GOAL OF THE EXERCISE
Identify, in the records below, every line where the string "What" appears, and copy each such line.

WORKING DATA
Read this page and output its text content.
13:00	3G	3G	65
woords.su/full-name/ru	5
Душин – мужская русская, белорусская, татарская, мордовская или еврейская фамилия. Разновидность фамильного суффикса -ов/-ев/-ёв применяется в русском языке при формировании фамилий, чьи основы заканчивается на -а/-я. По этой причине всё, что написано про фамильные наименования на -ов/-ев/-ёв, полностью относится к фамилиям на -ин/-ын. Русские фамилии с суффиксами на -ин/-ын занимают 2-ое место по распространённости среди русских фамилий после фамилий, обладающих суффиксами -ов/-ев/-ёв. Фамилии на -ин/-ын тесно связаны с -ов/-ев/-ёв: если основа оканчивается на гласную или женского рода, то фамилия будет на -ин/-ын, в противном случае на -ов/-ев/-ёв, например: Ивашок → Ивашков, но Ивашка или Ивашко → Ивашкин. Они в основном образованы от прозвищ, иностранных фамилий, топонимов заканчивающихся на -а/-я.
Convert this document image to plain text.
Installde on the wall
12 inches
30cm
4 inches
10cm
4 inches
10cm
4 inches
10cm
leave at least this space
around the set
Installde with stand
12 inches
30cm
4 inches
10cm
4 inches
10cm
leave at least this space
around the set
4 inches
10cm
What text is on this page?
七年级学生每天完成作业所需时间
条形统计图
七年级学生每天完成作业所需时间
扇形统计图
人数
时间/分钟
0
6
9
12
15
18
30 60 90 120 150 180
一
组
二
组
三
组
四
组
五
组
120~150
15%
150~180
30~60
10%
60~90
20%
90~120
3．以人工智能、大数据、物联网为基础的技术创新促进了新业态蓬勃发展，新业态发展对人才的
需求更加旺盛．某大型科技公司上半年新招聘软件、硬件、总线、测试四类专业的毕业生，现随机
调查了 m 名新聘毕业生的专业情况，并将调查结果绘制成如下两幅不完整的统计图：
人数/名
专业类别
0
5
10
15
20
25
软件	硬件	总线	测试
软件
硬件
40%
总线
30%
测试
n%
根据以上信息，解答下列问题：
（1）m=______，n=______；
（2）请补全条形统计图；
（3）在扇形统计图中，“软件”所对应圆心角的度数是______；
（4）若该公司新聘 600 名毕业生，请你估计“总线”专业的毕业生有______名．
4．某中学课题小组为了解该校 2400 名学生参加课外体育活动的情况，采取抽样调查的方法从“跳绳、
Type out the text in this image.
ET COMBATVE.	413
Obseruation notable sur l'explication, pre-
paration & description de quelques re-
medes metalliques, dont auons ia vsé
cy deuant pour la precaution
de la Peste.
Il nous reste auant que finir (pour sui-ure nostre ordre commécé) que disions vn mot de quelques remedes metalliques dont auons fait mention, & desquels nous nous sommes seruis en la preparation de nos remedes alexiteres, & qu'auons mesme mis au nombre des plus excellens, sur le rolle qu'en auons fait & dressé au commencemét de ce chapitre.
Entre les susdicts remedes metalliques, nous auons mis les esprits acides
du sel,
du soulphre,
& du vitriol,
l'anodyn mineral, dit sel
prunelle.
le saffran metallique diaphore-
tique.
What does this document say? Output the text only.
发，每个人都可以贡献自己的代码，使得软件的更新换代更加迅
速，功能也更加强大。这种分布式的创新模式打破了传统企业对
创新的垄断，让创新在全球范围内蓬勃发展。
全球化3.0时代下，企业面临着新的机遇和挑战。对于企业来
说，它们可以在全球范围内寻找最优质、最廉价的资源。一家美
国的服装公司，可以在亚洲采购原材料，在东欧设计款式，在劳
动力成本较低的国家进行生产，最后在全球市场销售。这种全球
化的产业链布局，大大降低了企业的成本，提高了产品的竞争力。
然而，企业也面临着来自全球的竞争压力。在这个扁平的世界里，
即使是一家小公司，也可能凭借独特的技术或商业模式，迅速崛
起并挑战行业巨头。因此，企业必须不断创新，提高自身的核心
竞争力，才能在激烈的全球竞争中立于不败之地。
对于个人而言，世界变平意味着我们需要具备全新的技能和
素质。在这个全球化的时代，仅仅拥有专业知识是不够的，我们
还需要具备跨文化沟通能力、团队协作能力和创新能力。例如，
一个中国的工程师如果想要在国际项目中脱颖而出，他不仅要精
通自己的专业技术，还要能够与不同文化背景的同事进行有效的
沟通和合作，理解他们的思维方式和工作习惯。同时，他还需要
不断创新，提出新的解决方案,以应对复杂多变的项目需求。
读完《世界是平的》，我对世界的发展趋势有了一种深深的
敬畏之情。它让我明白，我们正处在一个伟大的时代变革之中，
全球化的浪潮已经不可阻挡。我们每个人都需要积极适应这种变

EXERCISE RESPONSE
What text is on this page?
What does this document say? Output the text only.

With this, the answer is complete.